## Lines of data
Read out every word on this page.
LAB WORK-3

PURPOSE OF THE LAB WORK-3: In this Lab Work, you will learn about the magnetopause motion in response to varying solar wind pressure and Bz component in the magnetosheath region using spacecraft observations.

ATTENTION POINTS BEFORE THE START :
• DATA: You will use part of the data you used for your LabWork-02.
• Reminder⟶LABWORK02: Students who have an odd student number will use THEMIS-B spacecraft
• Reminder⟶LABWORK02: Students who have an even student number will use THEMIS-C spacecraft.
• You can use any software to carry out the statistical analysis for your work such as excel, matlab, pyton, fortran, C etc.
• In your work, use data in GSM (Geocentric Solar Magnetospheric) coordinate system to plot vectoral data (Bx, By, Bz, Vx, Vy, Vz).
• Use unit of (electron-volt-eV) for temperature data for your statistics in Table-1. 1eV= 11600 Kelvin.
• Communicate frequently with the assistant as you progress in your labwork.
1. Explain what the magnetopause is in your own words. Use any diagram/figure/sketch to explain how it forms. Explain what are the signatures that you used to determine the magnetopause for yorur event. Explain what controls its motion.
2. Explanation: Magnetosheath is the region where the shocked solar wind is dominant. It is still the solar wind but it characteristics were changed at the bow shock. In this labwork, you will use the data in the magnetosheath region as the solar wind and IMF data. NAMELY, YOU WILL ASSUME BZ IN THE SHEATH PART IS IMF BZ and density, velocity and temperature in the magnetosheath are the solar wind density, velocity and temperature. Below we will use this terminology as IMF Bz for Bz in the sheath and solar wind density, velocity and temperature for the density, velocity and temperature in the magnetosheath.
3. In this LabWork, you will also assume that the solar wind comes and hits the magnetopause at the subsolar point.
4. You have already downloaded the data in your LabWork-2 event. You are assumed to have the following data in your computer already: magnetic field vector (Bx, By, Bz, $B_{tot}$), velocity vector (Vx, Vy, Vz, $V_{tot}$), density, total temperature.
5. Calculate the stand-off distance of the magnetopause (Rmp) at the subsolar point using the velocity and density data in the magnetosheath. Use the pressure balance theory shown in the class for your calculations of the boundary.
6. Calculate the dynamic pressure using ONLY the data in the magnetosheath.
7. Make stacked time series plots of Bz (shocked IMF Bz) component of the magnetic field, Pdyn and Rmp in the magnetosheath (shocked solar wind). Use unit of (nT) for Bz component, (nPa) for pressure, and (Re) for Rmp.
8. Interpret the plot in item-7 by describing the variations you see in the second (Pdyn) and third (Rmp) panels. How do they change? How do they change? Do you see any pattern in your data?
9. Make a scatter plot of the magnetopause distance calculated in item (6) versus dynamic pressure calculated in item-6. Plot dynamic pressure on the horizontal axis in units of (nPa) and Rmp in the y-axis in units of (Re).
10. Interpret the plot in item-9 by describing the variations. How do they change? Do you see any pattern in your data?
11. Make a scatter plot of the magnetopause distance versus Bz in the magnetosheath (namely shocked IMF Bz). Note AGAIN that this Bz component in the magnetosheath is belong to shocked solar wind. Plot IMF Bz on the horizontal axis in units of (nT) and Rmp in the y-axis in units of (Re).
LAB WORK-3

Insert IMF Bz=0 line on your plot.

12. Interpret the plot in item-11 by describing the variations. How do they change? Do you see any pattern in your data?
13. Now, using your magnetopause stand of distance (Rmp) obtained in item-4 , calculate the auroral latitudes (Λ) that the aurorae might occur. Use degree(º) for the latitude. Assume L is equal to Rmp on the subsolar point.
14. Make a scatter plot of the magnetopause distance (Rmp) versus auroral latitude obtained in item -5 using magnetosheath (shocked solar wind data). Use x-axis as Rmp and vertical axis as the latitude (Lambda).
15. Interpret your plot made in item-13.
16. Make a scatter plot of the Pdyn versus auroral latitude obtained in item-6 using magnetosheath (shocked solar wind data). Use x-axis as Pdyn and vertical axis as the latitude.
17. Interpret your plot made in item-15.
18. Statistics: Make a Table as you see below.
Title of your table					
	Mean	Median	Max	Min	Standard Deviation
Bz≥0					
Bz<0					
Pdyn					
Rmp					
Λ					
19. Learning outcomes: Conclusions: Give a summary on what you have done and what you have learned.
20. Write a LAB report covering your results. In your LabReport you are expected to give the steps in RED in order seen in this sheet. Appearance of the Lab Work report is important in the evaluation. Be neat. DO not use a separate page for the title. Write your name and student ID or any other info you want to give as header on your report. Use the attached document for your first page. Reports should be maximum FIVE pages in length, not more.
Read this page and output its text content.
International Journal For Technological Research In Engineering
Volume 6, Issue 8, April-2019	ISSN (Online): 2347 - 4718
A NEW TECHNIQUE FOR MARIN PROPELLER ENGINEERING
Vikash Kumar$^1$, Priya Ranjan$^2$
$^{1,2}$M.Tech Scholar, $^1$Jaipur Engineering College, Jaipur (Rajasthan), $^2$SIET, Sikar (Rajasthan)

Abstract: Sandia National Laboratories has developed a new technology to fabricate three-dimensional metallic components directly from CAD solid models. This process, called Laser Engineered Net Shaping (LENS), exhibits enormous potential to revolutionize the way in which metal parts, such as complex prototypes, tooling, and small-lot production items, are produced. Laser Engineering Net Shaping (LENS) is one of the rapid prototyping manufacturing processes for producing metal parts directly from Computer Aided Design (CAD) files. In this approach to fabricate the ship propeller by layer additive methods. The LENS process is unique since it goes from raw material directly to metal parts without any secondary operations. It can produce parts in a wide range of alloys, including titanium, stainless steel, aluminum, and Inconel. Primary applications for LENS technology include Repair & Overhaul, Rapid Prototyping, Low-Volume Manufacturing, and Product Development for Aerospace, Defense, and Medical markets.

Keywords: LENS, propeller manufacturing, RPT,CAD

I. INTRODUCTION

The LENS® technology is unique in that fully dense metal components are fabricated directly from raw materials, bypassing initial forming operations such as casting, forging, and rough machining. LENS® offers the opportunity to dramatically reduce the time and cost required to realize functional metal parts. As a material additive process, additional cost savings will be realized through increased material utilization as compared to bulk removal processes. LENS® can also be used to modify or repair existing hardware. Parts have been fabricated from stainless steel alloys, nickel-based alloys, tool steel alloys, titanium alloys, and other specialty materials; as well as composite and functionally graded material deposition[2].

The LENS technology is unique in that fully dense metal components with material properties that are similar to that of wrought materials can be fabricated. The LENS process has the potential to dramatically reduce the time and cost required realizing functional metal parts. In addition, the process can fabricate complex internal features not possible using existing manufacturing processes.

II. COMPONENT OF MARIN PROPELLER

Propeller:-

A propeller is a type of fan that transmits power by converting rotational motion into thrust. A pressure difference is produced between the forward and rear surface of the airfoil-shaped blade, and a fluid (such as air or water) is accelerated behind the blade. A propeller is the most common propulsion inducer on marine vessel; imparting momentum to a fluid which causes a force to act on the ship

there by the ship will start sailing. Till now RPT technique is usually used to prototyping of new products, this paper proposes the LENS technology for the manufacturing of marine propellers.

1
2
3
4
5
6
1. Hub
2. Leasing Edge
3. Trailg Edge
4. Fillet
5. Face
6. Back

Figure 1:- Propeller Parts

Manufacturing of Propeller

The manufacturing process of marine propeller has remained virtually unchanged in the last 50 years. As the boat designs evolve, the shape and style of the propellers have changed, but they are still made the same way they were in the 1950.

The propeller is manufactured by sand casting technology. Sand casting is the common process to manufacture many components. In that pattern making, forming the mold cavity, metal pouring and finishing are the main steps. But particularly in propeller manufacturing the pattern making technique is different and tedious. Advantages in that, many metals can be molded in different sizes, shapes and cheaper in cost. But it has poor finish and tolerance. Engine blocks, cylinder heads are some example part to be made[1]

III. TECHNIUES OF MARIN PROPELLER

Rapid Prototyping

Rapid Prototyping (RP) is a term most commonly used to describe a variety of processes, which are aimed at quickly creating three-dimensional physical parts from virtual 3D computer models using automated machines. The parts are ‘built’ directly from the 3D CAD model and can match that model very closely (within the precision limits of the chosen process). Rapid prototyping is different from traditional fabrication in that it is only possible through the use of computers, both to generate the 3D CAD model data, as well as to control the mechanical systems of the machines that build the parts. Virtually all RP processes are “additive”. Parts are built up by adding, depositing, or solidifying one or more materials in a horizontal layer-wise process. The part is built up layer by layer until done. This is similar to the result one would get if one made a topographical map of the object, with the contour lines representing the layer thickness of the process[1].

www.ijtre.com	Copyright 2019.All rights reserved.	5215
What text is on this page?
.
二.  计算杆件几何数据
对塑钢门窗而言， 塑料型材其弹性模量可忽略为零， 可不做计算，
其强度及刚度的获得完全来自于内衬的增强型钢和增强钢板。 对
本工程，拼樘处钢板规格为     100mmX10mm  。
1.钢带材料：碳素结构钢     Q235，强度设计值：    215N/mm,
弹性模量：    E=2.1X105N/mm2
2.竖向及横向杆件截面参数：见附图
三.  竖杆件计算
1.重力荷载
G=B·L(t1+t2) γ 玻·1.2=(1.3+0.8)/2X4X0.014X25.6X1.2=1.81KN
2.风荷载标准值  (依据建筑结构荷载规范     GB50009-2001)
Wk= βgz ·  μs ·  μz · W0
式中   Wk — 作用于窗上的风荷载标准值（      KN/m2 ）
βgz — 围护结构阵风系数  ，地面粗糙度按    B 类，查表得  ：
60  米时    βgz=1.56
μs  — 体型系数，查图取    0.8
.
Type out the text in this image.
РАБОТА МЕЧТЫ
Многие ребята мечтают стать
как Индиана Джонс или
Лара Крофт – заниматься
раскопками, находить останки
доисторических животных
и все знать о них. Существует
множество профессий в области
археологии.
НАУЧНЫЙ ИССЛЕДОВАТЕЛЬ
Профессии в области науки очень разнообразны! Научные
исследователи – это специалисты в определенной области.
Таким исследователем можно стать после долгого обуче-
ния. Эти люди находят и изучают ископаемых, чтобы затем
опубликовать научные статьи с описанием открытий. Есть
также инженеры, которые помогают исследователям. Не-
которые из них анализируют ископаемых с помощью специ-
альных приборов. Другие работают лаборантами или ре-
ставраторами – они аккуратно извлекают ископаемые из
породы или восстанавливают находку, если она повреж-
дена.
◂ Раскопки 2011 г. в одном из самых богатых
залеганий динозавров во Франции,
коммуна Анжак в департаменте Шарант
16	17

## Work required
Show every line from the entries above in which "also" appears.

## Solution to this problem
3. In this LabWork, you will also assume that the solar wind comes and hits the magnetopause at the subsolar point.
The LENS® technology is unique in that fully dense metal components are fabricated directly from raw materials, bypassing initial forming operations such as casting, forging, and rough machining. LENS® offers the opportunity to dramatically reduce the time and cost required to realize functional metal parts. As a material additive process, additional cost savings will be realized through increased material utilization as compared to bulk removal processes. LENS® can also be used to modify or repair existing hardware. Parts have been fabricated from stainless steel alloys, nickel-based alloys, tool steel alloys, titanium alloys, and other specialty materials; as well as composite and functionally graded material deposition[2].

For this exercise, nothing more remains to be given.